** Begin **

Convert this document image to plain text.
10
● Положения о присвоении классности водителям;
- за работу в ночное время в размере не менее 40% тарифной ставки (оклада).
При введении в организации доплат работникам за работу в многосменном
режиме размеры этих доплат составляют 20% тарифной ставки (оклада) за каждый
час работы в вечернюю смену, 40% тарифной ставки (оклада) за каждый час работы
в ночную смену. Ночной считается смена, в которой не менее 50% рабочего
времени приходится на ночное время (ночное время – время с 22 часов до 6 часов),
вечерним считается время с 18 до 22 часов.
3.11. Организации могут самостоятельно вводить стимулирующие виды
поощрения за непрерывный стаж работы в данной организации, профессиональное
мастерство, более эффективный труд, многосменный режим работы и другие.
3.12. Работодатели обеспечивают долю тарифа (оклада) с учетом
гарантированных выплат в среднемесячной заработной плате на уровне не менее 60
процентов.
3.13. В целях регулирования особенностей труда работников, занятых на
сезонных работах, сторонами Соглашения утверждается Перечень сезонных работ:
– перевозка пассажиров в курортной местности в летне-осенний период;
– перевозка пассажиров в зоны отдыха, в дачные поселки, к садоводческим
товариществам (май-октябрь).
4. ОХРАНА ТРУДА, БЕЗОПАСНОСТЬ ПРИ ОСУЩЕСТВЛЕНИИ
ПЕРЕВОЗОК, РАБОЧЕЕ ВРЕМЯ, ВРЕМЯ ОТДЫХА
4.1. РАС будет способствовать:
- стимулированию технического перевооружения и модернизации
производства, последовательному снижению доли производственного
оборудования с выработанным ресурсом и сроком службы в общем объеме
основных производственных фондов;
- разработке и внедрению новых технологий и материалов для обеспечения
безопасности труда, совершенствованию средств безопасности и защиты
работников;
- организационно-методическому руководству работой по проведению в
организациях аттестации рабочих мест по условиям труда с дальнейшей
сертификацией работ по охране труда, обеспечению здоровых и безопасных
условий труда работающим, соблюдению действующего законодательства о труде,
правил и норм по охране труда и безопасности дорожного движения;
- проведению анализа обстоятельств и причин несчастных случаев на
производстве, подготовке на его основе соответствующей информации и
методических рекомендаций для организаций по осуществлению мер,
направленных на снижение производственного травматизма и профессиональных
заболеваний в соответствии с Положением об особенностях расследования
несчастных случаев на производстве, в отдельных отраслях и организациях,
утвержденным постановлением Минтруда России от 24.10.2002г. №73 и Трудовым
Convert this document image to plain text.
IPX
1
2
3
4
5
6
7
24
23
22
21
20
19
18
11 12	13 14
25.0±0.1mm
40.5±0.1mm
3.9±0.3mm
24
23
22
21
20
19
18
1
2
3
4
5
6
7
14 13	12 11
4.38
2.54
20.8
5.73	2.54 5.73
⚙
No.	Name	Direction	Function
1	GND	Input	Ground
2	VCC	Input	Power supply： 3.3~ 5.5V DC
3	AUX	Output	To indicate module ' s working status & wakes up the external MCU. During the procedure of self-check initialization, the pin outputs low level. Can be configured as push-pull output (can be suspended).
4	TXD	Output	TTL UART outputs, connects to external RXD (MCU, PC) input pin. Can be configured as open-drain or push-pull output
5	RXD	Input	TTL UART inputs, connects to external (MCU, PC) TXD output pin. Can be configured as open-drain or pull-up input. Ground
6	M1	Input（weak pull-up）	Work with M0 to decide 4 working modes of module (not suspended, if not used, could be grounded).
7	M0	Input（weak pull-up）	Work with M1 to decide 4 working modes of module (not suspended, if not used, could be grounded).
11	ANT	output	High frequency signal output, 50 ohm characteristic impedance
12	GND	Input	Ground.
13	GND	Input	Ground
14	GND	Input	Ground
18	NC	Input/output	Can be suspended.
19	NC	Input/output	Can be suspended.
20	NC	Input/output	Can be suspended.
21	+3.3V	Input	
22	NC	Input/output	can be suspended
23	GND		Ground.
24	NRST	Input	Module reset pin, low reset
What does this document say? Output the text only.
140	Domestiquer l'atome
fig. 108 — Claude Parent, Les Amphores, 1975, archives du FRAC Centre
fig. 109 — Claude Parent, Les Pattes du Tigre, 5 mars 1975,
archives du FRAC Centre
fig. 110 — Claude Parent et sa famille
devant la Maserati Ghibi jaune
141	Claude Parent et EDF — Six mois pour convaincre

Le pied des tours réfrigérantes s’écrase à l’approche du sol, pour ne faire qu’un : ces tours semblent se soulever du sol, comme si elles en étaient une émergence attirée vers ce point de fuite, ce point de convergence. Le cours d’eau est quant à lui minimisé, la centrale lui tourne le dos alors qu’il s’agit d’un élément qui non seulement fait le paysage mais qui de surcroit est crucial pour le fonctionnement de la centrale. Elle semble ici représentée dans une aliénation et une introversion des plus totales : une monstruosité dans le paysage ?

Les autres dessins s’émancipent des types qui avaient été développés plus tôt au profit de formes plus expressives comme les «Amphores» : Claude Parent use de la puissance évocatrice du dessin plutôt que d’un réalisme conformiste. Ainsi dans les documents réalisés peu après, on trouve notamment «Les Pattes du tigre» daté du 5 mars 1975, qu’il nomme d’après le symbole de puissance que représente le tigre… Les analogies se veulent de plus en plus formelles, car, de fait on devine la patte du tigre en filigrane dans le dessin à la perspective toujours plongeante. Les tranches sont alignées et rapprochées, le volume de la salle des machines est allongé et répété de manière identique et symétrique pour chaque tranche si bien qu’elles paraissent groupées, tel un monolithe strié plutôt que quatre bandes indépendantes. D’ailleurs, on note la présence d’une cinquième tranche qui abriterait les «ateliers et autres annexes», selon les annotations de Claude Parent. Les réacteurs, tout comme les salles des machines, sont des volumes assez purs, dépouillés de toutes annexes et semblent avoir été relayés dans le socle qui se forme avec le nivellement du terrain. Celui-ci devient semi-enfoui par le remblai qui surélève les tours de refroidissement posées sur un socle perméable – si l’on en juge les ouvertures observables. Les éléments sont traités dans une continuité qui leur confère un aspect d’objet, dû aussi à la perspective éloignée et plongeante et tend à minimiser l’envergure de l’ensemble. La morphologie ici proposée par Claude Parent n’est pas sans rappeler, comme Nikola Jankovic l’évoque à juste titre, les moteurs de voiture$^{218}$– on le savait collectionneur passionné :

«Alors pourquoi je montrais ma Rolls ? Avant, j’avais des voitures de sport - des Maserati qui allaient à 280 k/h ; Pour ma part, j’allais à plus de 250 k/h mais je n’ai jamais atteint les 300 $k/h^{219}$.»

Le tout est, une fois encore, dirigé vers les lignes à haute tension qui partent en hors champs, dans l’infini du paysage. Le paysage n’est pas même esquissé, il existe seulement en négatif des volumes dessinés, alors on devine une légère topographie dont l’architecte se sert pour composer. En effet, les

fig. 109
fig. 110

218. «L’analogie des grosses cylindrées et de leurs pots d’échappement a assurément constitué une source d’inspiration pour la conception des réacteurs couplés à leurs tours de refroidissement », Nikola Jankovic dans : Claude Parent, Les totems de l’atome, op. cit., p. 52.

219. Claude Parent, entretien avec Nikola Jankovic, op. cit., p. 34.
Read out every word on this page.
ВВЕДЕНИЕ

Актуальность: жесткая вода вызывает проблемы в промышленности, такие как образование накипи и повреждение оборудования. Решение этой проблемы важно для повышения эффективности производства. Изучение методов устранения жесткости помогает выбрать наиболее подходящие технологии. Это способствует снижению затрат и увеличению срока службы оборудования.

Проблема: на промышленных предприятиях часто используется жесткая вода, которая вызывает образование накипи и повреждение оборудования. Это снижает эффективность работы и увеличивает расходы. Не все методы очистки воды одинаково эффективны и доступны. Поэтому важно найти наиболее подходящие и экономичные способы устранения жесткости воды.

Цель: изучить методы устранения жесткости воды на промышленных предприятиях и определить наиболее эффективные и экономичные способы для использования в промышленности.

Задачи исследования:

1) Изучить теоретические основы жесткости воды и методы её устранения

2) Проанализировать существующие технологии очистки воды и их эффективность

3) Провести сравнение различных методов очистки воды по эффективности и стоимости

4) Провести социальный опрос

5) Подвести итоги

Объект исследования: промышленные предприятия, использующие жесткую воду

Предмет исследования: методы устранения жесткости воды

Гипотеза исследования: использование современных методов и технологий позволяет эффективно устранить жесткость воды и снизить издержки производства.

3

** End **

Return the line that contains "Read out every word on this page." along with every line after it through the end of the entries, exactly, adding nothing.

* Solution for this exercise:
Read out every word on this page.
ВВЕДЕНИЕ

Актуальность: жесткая вода вызывает проблемы в промышленности, такие как образование накипи и повреждение оборудования. Решение этой проблемы важно для повышения эффективности производства. Изучение методов устранения жесткости помогает выбрать наиболее подходящие технологии. Это способствует снижению затрат и увеличению срока службы оборудования.

Проблема: на промышленных предприятиях часто используется жесткая вода, которая вызывает образование накипи и повреждение оборудования. Это снижает эффективность работы и увеличивает расходы. Не все методы очистки воды одинаково эффективны и доступны. Поэтому важно найти наиболее подходящие и экономичные способы устранения жесткости воды.

Цель: изучить методы устранения жесткости воды на промышленных предприятиях и определить наиболее эффективные и экономичные способы для использования в промышленности.

Задачи исследования:

1) Изучить теоретические основы жесткости воды и методы её устранения

2) Проанализировать существующие технологии очистки воды и их эффективность

3) Провести сравнение различных методов очистки воды по эффективности и стоимости

4) Провести социальный опрос

5) Подвести итоги

Объект исследования: промышленные предприятия, использующие жесткую воду

Предмет исследования: методы устранения жесткости воды

Гипотеза исследования: использование современных методов и технологий позволяет эффективно устранить жесткость воды и снизить издержки производства.

3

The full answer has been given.